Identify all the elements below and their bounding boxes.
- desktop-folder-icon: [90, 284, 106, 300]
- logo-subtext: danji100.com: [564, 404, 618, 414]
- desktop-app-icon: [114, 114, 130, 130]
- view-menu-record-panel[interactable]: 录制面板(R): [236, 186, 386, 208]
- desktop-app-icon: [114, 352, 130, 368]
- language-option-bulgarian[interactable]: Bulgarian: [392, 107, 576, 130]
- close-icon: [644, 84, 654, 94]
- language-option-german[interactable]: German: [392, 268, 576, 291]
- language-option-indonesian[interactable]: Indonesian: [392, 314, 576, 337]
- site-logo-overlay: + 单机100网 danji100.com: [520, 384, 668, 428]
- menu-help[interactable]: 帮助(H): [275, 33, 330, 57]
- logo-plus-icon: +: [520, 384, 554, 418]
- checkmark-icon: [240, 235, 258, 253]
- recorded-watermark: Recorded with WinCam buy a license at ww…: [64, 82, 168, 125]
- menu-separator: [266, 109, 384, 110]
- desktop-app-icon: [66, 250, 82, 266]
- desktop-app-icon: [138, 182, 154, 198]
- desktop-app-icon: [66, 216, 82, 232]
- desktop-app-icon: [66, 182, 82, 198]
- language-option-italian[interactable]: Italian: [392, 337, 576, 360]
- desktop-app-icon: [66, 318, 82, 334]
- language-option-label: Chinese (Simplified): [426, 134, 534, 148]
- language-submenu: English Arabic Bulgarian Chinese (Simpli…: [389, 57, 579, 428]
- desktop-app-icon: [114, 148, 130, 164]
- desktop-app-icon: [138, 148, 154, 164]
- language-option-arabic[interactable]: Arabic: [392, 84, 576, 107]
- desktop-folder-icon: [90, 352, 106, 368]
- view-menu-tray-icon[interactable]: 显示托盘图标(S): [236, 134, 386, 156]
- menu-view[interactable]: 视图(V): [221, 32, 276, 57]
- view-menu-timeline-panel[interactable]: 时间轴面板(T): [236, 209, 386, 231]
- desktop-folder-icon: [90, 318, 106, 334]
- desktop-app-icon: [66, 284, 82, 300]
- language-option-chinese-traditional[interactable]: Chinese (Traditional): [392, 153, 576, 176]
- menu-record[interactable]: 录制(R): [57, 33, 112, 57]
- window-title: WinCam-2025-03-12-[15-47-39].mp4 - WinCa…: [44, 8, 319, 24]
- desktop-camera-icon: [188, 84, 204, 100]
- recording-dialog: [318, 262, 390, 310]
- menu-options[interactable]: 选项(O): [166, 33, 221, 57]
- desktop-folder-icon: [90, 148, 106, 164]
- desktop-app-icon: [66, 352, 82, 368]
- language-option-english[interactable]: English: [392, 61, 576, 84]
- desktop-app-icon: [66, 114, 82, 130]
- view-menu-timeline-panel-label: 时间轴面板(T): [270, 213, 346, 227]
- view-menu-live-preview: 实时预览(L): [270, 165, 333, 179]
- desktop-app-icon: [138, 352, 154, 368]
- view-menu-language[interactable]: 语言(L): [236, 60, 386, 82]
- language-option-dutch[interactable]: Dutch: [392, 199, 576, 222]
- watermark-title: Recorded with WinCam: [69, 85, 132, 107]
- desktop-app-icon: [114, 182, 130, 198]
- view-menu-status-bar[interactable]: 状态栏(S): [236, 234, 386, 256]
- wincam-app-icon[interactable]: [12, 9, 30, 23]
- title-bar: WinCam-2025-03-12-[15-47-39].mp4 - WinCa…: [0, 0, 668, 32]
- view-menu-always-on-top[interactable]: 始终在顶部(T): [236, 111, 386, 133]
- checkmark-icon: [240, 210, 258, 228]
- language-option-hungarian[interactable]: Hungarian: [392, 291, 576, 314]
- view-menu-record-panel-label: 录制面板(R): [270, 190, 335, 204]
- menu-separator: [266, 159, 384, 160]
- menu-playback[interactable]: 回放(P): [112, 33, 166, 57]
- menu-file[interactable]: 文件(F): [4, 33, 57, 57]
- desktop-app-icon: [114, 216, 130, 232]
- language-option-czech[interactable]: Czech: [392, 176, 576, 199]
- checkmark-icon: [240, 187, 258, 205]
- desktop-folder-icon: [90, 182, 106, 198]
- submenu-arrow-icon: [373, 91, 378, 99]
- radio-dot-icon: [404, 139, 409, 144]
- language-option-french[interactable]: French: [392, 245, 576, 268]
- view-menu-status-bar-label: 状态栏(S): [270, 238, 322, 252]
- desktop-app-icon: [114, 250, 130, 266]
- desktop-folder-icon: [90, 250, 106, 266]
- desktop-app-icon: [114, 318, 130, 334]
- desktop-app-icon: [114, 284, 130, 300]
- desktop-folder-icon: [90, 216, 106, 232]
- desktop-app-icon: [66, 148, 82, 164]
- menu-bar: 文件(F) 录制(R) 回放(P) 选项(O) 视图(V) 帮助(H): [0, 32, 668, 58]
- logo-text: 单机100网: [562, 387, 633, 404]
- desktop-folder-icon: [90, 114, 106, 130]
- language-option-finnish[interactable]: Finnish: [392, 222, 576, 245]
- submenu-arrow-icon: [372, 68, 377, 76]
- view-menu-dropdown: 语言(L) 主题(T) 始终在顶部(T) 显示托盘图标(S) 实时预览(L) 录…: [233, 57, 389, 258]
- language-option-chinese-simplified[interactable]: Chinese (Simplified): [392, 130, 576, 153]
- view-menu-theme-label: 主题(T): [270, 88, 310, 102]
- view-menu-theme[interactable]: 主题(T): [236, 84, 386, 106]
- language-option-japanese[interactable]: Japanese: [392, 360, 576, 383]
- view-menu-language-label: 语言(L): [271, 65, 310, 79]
# # #
■ Exercise aim: Rewrite the items above with every "desktop-app-icon" changed to "desktop-program-icon" and everything else left as it is.

■ Written answer:
Identify all the elements below and their bounding boxes.
- desktop-folder-icon: [90, 284, 106, 300]
- logo-subtext: danji100.com: [564, 404, 618, 414]
- desktop-program-icon: [114, 114, 130, 130]
- view-menu-record-panel[interactable]: 录制面板(R): [236, 186, 386, 208]
- desktop-program-icon: [114, 352, 130, 368]
- language-option-bulgarian[interactable]: Bulgarian: [392, 107, 576, 130]
- close-icon: [644, 84, 654, 94]
- language-option-german[interactable]: German: [392, 268, 576, 291]
- language-option-indonesian[interactable]: Indonesian: [392, 314, 576, 337]
- site-logo-overlay: + 单机100网 danji100.com: [520, 384, 668, 428]
- menu-help[interactable]: 帮助(H): [275, 33, 330, 57]
- logo-plus-icon: +: [520, 384, 554, 418]
- checkmark-icon: [240, 235, 258, 253]
- recorded-watermark: Recorded with WinCam buy a license at ww…: [64, 82, 168, 125]
- menu-separator: [266, 109, 384, 110]
- desktop-program-icon: [66, 250, 82, 266]
- desktop-program-icon: [138, 182, 154, 198]
- desktop-program-icon: [66, 216, 82, 232]
- desktop-program-icon: [66, 182, 82, 198]
- language-option-italian[interactable]: Italian: [392, 337, 576, 360]
- desktop-program-icon: [66, 318, 82, 334]
- language-option-label: Chinese (Simplified): [426, 134, 534, 148]
- language-submenu: English Arabic Bulgarian Chinese (Simpli…: [389, 57, 579, 428]
- desktop-program-icon: [114, 148, 130, 164]
- desktop-program-icon: [138, 148, 154, 164]
- language-option-arabic[interactable]: Arabic: [392, 84, 576, 107]
- desktop-folder-icon: [90, 352, 106, 368]
- view-menu-tray-icon[interactable]: 显示托盘图标(S): [236, 134, 386, 156]
- menu-view[interactable]: 视图(V): [221, 32, 276, 57]
- view-menu-timeline-panel[interactable]: 时间轴面板(T): [236, 209, 386, 231]
- desktop-folder-icon: [90, 318, 106, 334]
- desktop-program-icon: [66, 284, 82, 300]
- language-option-chinese-traditional[interactable]: Chinese (Traditional): [392, 153, 576, 176]
- menu-record[interactable]: 录制(R): [57, 33, 112, 57]
- window-title: WinCam-2025-03-12-[15-47-39].mp4 - WinCa…: [44, 8, 319, 24]
- desktop-camera-icon: [188, 84, 204, 100]
- recording-dialog: [318, 262, 390, 310]
- menu-options[interactable]: 选项(O): [166, 33, 221, 57]
- desktop-folder-icon: [90, 148, 106, 164]
- desktop-program-icon: [66, 352, 82, 368]
- language-option-english[interactable]: English: [392, 61, 576, 84]
- desktop-program-icon: [66, 114, 82, 130]
- view-menu-timeline-panel-label: 时间轴面板(T): [270, 213, 346, 227]
- view-menu-live-preview: 实时预览(L): [270, 165, 333, 179]
- desktop-program-icon: [138, 352, 154, 368]
- view-menu-language[interactable]: 语言(L): [236, 60, 386, 82]
- language-option-dutch[interactable]: Dutch: [392, 199, 576, 222]
- watermark-title: Recorded with WinCam: [69, 85, 132, 107]
- desktop-program-icon: [114, 182, 130, 198]
- view-menu-status-bar[interactable]: 状态栏(S): [236, 234, 386, 256]
- wincam-app-icon[interactable]: [12, 9, 30, 23]
- title-bar: WinCam-2025-03-12-[15-47-39].mp4 - WinCa…: [0, 0, 668, 32]
- view-menu-always-on-top[interactable]: 始终在顶部(T): [236, 111, 386, 133]
- checkmark-icon: [240, 210, 258, 228]
- language-option-hungarian[interactable]: Hungarian: [392, 291, 576, 314]
- view-menu-record-panel-label: 录制面板(R): [270, 190, 335, 204]
- menu-separator: [266, 159, 384, 160]
- menu-playback[interactable]: 回放(P): [112, 33, 166, 57]
- menu-file[interactable]: 文件(F): [4, 33, 57, 57]
- desktop-program-icon: [114, 216, 130, 232]
- language-option-czech[interactable]: Czech: [392, 176, 576, 199]
- checkmark-icon: [240, 187, 258, 205]
- desktop-folder-icon: [90, 182, 106, 198]
- submenu-arrow-icon: [373, 91, 378, 99]
- radio-dot-icon: [404, 139, 409, 144]
- language-option-french[interactable]: French: [392, 245, 576, 268]
- view-menu-status-bar-label: 状态栏(S): [270, 238, 322, 252]
- desktop-program-icon: [114, 250, 130, 266]
- desktop-folder-icon: [90, 250, 106, 266]
- desktop-program-icon: [114, 318, 130, 334]
- desktop-program-icon: [114, 284, 130, 300]
- desktop-folder-icon: [90, 216, 106, 232]
- desktop-program-icon: [66, 148, 82, 164]
- menu-bar: 文件(F) 录制(R) 回放(P) 选项(O) 视图(V) 帮助(H): [0, 32, 668, 58]
- logo-text: 单机100网: [562, 387, 633, 404]
- desktop-folder-icon: [90, 114, 106, 130]
- language-option-finnish[interactable]: Finnish: [392, 222, 576, 245]
- submenu-arrow-icon: [372, 68, 377, 76]
- view-menu-dropdown: 语言(L) 主题(T) 始终在顶部(T) 显示托盘图标(S) 实时预览(L) 录…: [233, 57, 389, 258]
- language-option-chinese-simplified[interactable]: Chinese (Simplified): [392, 130, 576, 153]
- view-menu-theme-label: 主题(T): [270, 88, 310, 102]
- view-menu-theme[interactable]: 主题(T): [236, 84, 386, 106]
- language-option-japanese[interactable]: Japanese: [392, 360, 576, 383]
- view-menu-language-label: 语言(L): [271, 65, 310, 79]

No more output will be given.